>> Start DATASET
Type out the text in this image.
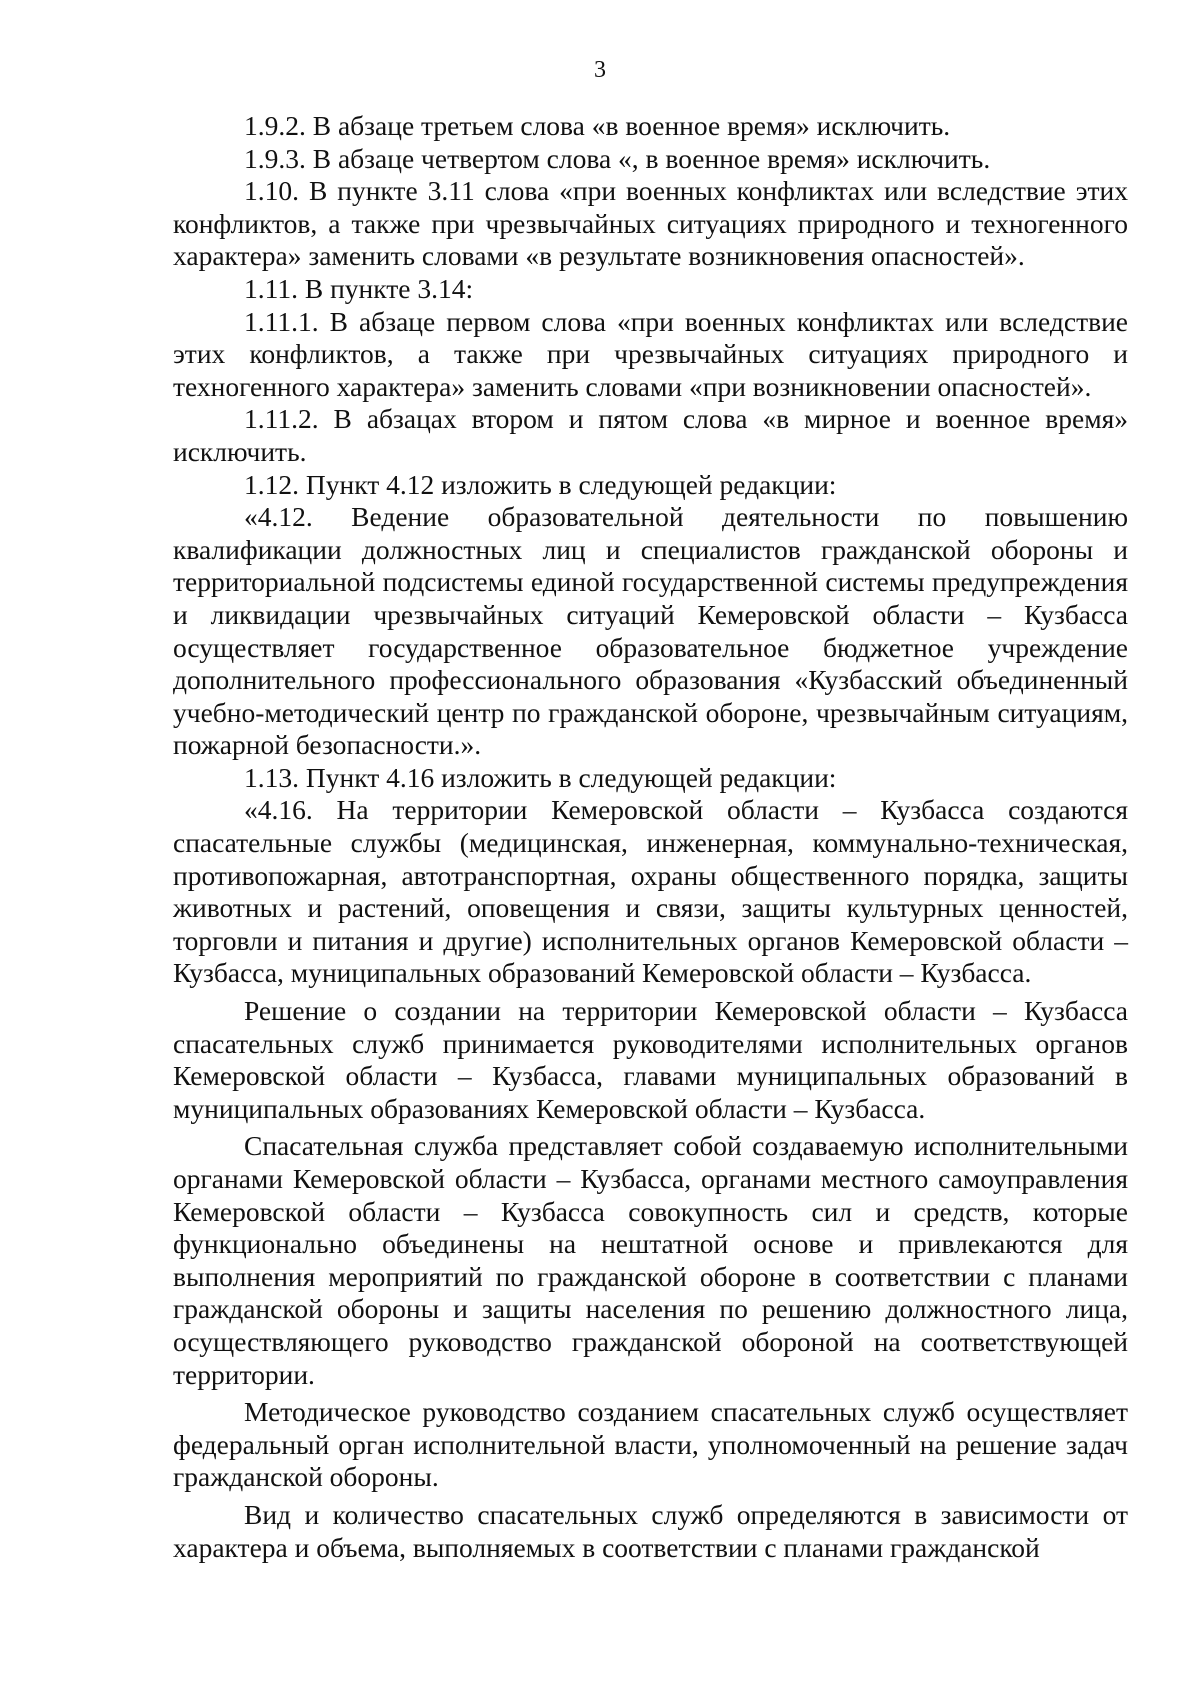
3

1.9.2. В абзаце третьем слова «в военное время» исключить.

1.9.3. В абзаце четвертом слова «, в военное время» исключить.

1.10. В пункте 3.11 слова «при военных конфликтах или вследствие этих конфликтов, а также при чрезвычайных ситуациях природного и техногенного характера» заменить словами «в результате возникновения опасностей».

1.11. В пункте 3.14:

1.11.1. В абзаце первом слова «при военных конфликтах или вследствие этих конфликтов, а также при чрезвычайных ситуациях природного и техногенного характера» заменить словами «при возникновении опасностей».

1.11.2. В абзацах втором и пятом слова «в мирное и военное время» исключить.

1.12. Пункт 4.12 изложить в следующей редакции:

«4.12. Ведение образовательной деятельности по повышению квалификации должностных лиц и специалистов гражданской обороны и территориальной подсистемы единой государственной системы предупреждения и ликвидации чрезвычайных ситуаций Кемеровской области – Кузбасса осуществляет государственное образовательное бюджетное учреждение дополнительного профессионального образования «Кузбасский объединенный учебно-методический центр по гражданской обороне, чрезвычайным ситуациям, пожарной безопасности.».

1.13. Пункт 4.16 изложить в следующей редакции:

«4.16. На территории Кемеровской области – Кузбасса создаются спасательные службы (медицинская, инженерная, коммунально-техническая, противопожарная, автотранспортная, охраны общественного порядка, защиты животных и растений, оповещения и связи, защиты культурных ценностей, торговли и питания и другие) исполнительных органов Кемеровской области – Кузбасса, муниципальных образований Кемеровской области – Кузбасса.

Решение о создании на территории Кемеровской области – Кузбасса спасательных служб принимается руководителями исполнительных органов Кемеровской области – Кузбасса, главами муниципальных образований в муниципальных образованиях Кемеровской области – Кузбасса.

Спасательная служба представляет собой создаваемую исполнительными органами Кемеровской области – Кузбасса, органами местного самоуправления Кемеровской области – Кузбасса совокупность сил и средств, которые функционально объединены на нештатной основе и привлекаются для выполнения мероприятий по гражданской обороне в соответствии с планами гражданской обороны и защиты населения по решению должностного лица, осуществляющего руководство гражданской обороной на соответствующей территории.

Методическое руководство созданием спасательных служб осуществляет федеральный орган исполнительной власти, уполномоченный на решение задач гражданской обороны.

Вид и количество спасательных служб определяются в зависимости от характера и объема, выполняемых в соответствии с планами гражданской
>> End DATASET
● PROBLEM TO WORK ON
Your copy of the data should match it exactly, except that pictures are left out.

● SOLUTION TO THIS TASK
Type out the text in this image.
3

1.9.2. В абзаце третьем слова «в военное время» исключить.

1.9.3. В абзаце четвертом слова «, в военное время» исключить.

1.10. В пункте 3.11 слова «при военных конфликтах или вследствие этих конфликтов, а также при чрезвычайных ситуациях природного и техногенного характера» заменить словами «в результате возникновения опасностей».

1.11. В пункте 3.14:

1.11.1. В абзаце первом слова «при военных конфликтах или вследствие этих конфликтов, а также при чрезвычайных ситуациях природного и техногенного характера» заменить словами «при возникновении опасностей».

1.11.2. В абзацах втором и пятом слова «в мирное и военное время» исключить.

1.12. Пункт 4.12 изложить в следующей редакции:

«4.12. Ведение образовательной деятельности по повышению квалификации должностных лиц и специалистов гражданской обороны и территориальной подсистемы единой государственной системы предупреждения и ликвидации чрезвычайных ситуаций Кемеровской области – Кузбасса осуществляет государственное образовательное бюджетное учреждение дополнительного профессионального образования «Кузбасский объединенный учебно-методический центр по гражданской обороне, чрезвычайным ситуациям, пожарной безопасности.».

1.13. Пункт 4.16 изложить в следующей редакции:

«4.16. На территории Кемеровской области – Кузбасса создаются спасательные службы (медицинская, инженерная, коммунально-техническая, противопожарная, автотранспортная, охраны общественного порядка, защиты животных и растений, оповещения и связи, защиты культурных ценностей, торговли и питания и другие) исполнительных органов Кемеровской области – Кузбасса, муниципальных образований Кемеровской области – Кузбасса.

Решение о создании на территории Кемеровской области – Кузбасса спасательных служб принимается руководителями исполнительных органов Кемеровской области – Кузбасса, главами муниципальных образований в муниципальных образованиях Кемеровской области – Кузбасса.

Спасательная служба представляет собой создаваемую исполнительными органами Кемеровской области – Кузбасса, органами местного самоуправления Кемеровской области – Кузбасса совокупность сил и средств, которые функционально объединены на нештатной основе и привлекаются для выполнения мероприятий по гражданской обороне в соответствии с планами гражданской обороны и защиты населения по решению должностного лица, осуществляющего руководство гражданской обороной на соответствующей территории.

Методическое руководство созданием спасательных служб осуществляет федеральный орган исполнительной власти, уполномоченный на решение задач гражданской обороны.

Вид и количество спасательных служб определяются в зависимости от характера и объема, выполняемых в соответствии с планами гражданской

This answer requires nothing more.